* begin SOURCE RECORDS *
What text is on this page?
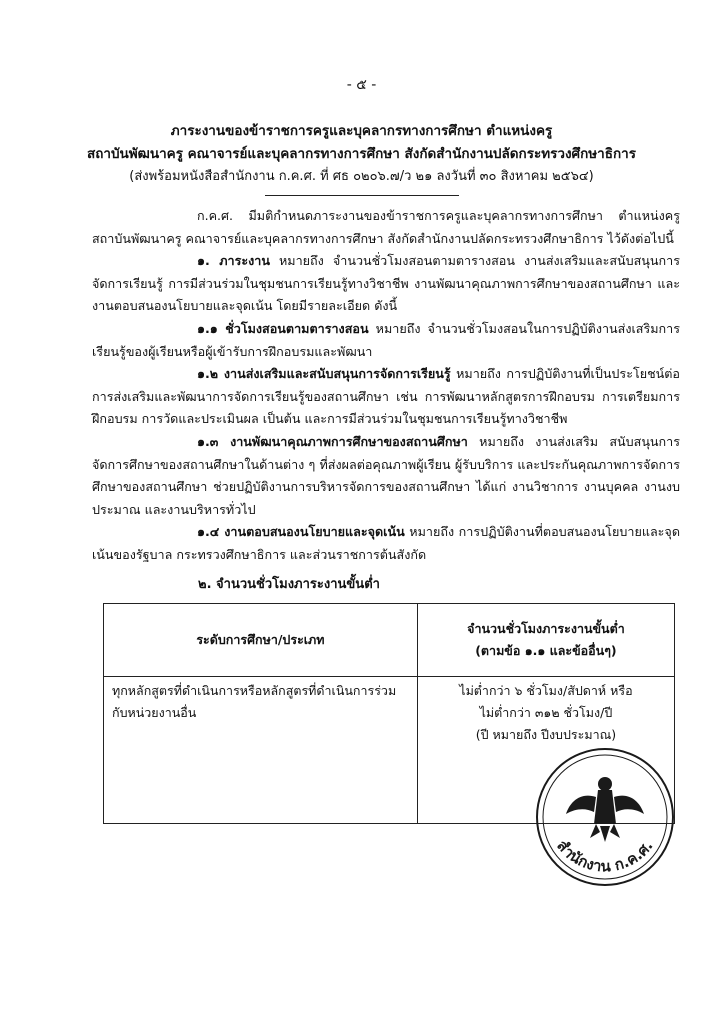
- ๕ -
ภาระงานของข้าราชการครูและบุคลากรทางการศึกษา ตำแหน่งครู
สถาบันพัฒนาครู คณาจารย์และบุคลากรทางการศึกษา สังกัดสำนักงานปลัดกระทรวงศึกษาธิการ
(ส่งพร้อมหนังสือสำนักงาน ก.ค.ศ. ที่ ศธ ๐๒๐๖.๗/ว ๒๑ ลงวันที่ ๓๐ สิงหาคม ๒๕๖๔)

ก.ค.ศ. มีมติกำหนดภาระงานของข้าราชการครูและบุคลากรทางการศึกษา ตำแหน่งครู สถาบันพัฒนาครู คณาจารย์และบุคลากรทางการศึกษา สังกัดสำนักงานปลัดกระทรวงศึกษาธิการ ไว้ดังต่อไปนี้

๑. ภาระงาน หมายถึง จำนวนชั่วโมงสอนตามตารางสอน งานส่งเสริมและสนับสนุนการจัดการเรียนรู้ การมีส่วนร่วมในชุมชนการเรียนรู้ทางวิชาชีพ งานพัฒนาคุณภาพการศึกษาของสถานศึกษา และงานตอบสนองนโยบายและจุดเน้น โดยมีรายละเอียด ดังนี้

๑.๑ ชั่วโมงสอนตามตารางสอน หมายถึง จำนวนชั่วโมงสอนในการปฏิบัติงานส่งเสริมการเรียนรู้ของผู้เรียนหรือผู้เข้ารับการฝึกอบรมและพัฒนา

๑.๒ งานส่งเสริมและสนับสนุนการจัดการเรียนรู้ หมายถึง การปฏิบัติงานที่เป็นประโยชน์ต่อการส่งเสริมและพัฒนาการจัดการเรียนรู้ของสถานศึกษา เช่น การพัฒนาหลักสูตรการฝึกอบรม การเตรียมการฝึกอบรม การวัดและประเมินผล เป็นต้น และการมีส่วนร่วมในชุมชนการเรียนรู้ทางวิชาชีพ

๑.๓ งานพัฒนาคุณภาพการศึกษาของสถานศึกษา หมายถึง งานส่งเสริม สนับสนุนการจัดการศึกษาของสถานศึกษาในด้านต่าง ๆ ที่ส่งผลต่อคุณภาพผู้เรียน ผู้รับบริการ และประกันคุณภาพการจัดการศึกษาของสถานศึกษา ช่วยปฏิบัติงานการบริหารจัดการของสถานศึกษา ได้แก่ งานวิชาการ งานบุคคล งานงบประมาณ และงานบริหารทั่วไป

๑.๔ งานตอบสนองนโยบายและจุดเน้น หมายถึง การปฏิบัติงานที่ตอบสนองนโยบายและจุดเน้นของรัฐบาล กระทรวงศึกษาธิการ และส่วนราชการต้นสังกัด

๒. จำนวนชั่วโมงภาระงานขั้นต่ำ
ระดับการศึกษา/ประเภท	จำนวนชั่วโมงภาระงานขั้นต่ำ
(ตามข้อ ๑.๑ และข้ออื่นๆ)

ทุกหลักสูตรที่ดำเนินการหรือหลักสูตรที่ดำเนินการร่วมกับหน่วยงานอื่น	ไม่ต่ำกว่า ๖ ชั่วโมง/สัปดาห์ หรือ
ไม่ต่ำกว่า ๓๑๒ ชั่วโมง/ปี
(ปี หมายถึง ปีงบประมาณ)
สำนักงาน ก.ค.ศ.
* end SOURCE RECORDS *
* begin SOURCE RECORDS *
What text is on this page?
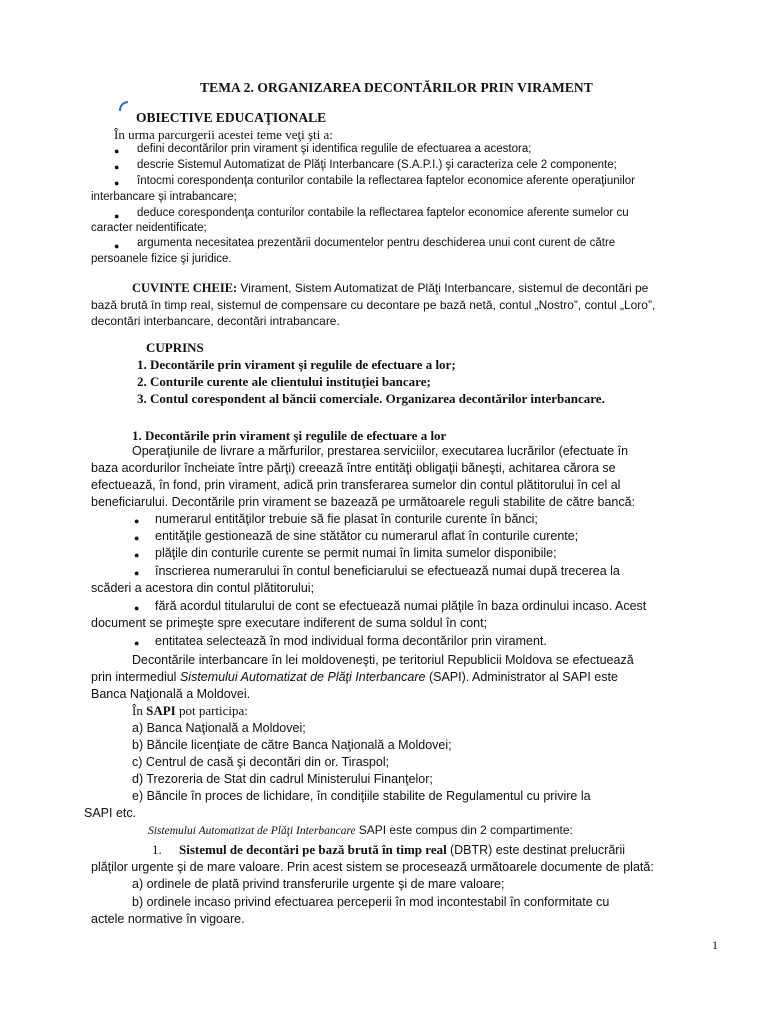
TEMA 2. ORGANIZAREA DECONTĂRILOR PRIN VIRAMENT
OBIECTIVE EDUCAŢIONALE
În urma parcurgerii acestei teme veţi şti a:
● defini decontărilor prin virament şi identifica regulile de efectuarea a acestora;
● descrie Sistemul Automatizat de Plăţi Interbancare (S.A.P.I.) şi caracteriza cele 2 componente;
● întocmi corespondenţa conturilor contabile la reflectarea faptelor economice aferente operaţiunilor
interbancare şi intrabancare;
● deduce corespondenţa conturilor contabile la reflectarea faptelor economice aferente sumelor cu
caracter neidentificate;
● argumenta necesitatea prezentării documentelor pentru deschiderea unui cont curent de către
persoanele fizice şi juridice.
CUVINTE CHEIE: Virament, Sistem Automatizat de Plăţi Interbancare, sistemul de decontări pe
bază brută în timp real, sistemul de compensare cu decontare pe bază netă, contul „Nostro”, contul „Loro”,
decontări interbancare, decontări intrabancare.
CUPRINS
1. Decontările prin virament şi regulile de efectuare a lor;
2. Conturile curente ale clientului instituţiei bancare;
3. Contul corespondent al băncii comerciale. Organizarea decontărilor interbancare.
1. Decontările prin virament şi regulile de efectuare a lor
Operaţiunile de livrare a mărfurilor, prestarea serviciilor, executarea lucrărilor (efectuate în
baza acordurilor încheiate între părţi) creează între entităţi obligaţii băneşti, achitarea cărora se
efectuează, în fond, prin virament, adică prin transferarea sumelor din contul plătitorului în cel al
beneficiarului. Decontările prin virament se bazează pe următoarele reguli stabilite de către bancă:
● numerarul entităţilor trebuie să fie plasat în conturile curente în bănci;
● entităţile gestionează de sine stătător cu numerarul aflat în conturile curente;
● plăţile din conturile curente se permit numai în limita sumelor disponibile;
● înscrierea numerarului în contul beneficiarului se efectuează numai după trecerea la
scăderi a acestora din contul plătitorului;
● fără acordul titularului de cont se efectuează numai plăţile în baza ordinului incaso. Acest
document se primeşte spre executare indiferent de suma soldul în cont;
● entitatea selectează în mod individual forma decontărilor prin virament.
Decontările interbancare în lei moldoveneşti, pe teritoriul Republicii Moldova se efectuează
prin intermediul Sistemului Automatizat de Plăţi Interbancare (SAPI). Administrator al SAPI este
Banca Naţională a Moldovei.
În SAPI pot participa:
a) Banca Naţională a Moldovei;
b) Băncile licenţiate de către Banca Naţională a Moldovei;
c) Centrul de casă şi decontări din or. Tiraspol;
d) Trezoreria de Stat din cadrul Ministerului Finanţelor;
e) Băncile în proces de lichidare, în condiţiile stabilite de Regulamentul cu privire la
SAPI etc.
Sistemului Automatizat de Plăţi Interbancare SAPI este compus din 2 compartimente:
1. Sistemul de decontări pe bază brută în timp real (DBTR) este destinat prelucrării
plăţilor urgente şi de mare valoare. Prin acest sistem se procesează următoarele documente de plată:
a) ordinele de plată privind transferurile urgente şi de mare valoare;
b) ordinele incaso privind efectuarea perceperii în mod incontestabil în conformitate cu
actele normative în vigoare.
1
* end SOURCE RECORDS *
=== WORK TO BE COMPLETED ===
Pick out every line of the listing containing the word "งานส", and show those lines.

=== THE ANSWER ===
๑. ภาระงาน หมายถึง จำนวนชั่วโมงสอนตามตารางสอน งานส่งเสริมและสนับสนุนการจัดการเรียนรู้ การมีส่วนร่วมในชุมชนการเรียนรู้ทางวิชาชีพ งานพัฒนาคุณภาพการศึกษาของสถานศึกษา และงานตอบสนองนโยบายและจุดเน้น โดยมีรายละเอียด ดังนี้
๑.๑ ชั่วโมงสอนตามตารางสอน หมายถึง จำนวนชั่วโมงสอนในการปฏิบัติงานส่งเสริมการเรียนรู้ของผู้เรียนหรือผู้เข้ารับการฝึกอบรมและพัฒนา
๑.๒ งานส่งเสริมและสนับสนุนการจัดการเรียนรู้ หมายถึง การปฏิบัติงานที่เป็นประโยชน์ต่อการส่งเสริมและพัฒนาการจัดการเรียนรู้ของสถานศึกษา เช่น การพัฒนาหลักสูตรการฝึกอบรม การเตรียมการฝึกอบรม การวัดและประเมินผล เป็นต้น และการมีส่วนร่วมในชุมชนการเรียนรู้ทางวิชาชีพ
๑.๓ งานพัฒนาคุณภาพการศึกษาของสถานศึกษา หมายถึง งานส่งเสริม สนับสนุนการจัดการศึกษาของสถานศึกษาในด้านต่าง ๆ ที่ส่งผลต่อคุณภาพผู้เรียน ผู้รับบริการ และประกันคุณภาพการจัดการศึกษาของสถานศึกษา ช่วยปฏิบัติงานการบริหารจัดการของสถานศึกษา ได้แก่ งานวิชาการ งานบุคคล งานงบประมาณ และงานบริหารทั่วไป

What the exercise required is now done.